Work to do>
Return all of the data exactly as given.

>> BEGIN Data entries

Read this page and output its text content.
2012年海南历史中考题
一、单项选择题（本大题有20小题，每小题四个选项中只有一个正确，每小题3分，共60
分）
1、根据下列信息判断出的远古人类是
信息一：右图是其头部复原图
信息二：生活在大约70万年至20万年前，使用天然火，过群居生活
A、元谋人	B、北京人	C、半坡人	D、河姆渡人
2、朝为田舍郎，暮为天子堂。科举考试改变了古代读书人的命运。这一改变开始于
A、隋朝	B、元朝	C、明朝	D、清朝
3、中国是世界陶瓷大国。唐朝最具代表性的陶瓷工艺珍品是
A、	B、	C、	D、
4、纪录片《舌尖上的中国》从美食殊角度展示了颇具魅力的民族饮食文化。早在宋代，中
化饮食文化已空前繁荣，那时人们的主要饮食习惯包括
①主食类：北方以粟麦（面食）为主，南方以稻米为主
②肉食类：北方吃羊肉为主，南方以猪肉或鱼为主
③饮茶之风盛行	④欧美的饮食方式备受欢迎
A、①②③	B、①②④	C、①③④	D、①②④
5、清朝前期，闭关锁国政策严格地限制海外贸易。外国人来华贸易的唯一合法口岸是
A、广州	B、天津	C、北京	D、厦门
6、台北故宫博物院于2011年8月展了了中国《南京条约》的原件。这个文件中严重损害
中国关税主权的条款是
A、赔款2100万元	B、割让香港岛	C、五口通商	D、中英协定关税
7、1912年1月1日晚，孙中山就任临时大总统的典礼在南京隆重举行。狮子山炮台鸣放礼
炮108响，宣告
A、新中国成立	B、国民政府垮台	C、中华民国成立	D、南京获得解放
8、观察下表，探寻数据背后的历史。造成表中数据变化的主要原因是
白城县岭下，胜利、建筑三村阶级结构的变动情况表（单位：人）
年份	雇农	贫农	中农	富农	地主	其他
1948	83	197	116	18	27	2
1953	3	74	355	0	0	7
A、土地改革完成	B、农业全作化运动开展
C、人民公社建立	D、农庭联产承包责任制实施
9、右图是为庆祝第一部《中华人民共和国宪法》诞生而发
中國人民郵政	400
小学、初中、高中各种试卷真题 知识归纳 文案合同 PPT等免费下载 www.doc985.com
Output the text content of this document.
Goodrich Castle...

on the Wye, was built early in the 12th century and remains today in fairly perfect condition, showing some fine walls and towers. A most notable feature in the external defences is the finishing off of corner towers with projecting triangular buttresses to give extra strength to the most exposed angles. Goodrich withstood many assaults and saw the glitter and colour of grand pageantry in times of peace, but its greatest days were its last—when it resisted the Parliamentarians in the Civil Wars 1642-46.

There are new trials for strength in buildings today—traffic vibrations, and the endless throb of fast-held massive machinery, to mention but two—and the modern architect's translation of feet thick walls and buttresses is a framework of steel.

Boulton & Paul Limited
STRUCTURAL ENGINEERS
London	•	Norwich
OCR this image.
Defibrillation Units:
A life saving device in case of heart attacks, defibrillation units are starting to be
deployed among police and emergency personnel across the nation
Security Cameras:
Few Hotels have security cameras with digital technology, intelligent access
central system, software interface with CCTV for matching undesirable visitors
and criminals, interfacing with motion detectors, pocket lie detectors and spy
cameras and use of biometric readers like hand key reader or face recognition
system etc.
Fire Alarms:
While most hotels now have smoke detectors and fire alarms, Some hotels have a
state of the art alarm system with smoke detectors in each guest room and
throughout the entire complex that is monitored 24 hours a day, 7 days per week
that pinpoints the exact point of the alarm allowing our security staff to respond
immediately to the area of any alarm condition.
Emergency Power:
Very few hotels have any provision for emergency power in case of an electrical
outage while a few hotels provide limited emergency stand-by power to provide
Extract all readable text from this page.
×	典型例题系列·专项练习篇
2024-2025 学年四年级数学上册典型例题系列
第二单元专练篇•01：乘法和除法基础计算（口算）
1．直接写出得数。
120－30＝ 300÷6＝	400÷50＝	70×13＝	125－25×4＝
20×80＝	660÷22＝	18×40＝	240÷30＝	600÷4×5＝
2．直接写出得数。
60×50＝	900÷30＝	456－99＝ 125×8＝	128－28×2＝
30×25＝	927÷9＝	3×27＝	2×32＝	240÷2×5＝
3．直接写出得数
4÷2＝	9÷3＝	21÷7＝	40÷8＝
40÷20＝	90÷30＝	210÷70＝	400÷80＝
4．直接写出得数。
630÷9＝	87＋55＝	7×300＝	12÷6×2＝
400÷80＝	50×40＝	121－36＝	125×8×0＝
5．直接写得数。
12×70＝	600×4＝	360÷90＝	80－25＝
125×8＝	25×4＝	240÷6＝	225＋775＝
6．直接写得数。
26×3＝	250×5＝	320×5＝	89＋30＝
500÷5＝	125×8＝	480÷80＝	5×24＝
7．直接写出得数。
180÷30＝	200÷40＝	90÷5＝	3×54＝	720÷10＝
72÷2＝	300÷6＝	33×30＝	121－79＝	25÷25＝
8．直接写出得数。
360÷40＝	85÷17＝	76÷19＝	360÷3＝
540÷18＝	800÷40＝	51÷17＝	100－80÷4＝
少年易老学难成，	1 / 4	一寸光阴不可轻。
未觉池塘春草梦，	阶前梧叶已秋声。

>> END Data entries

Solution to the problem>
Read this page and output its text content.
2012年海南历史中考题
一、单项选择题（本大题有20小题，每小题四个选项中只有一个正确，每小题3分，共60
分）
1、根据下列信息判断出的远古人类是
信息一：右图是其头部复原图
信息二：生活在大约70万年至20万年前，使用天然火，过群居生活
A、元谋人	B、北京人	C、半坡人	D、河姆渡人
2、朝为田舍郎，暮为天子堂。科举考试改变了古代读书人的命运。这一改变开始于
A、隋朝	B、元朝	C、明朝	D、清朝
3、中国是世界陶瓷大国。唐朝最具代表性的陶瓷工艺珍品是
A、	B、	C、	D、
4、纪录片《舌尖上的中国》从美食殊角度展示了颇具魅力的民族饮食文化。早在宋代，中
化饮食文化已空前繁荣，那时人们的主要饮食习惯包括
①主食类：北方以粟麦（面食）为主，南方以稻米为主
②肉食类：北方吃羊肉为主，南方以猪肉或鱼为主
③饮茶之风盛行	④欧美的饮食方式备受欢迎
A、①②③	B、①②④	C、①③④	D、①②④
5、清朝前期，闭关锁国政策严格地限制海外贸易。外国人来华贸易的唯一合法口岸是
A、广州	B、天津	C、北京	D、厦门
6、台北故宫博物院于2011年8月展了了中国《南京条约》的原件。这个文件中严重损害
中国关税主权的条款是
A、赔款2100万元	B、割让香港岛	C、五口通商	D、中英协定关税
7、1912年1月1日晚，孙中山就任临时大总统的典礼在南京隆重举行。狮子山炮台鸣放礼
炮108响，宣告
A、新中国成立	B、国民政府垮台	C、中华民国成立	D、南京获得解放
8、观察下表，探寻数据背后的历史。造成表中数据变化的主要原因是
白城县岭下，胜利、建筑三村阶级结构的变动情况表（单位：人）
年份	雇农	贫农	中农	富农	地主	其他
1948	83	197	116	18	27	2
1953	3	74	355	0	0	7
A、土地改革完成	B、农业全作化运动开展
C、人民公社建立	D、农庭联产承包责任制实施
9、右图是为庆祝第一部《中华人民共和国宪法》诞生而发
中國人民郵政	400
小学、初中、高中各种试卷真题 知识归纳 文案合同 PPT等免费下载 www.doc985.com
Output the text content of this document.
Goodrich Castle...

on the Wye, was built early in the 12th century and remains today in fairly perfect condition, showing some fine walls and towers. A most notable feature in the external defences is the finishing off of corner towers with projecting triangular buttresses to give extra strength to the most exposed angles. Goodrich withstood many assaults and saw the glitter and colour of grand pageantry in times of peace, but its greatest days were its last—when it resisted the Parliamentarians in the Civil Wars 1642-46.

There are new trials for strength in buildings today—traffic vibrations, and the endless throb of fast-held massive machinery, to mention but two—and the modern architect's translation of feet thick walls and buttresses is a framework of steel.

Boulton & Paul Limited
STRUCTURAL ENGINEERS
London	•	Norwich
OCR this image.
Defibrillation Units:
A life saving device in case of heart attacks, defibrillation units are starting to be
deployed among police and emergency personnel across the nation
Security Cameras:
Few Hotels have security cameras with digital technology, intelligent access
central system, software interface with CCTV for matching undesirable visitors
and criminals, interfacing with motion detectors, pocket lie detectors and spy
cameras and use of biometric readers like hand key reader or face recognition
system etc.
Fire Alarms:
While most hotels now have smoke detectors and fire alarms, Some hotels have a
state of the art alarm system with smoke detectors in each guest room and
throughout the entire complex that is monitored 24 hours a day, 7 days per week
that pinpoints the exact point of the alarm allowing our security staff to respond
immediately to the area of any alarm condition.
Emergency Power:
Very few hotels have any provision for emergency power in case of an electrical
outage while a few hotels provide limited emergency stand-by power to provide
Extract all readable text from this page.
×	典型例题系列·专项练习篇
2024-2025 学年四年级数学上册典型例题系列
第二单元专练篇•01：乘法和除法基础计算（口算）
1．直接写出得数。
120－30＝ 300÷6＝	400÷50＝	70×13＝	125－25×4＝
20×80＝	660÷22＝	18×40＝	240÷30＝	600÷4×5＝
2．直接写出得数。
60×50＝	900÷30＝	456－99＝ 125×8＝	128－28×2＝
30×25＝	927÷9＝	3×27＝	2×32＝	240÷2×5＝
3．直接写出得数
4÷2＝	9÷3＝	21÷7＝	40÷8＝
40÷20＝	90÷30＝	210÷70＝	400÷80＝
4．直接写出得数。
630÷9＝	87＋55＝	7×300＝	12÷6×2＝
400÷80＝	50×40＝	121－36＝	125×8×0＝
5．直接写得数。
12×70＝	600×4＝	360÷90＝	80－25＝
125×8＝	25×4＝	240÷6＝	225＋775＝
6．直接写得数。
26×3＝	250×5＝	320×5＝	89＋30＝
500÷5＝	125×8＝	480÷80＝	5×24＝
7．直接写出得数。
180÷30＝	200÷40＝	90÷5＝	3×54＝	720÷10＝
72÷2＝	300÷6＝	33×30＝	121－79＝	25÷25＝
8．直接写出得数。
360÷40＝	85÷17＝	76÷19＝	360÷3＝
540÷18＝	800÷40＝	51÷17＝	100－80÷4＝
少年易老学难成，	1 / 4	一寸光阴不可轻。
未觉池塘春草梦，	阶前梧叶已秋声。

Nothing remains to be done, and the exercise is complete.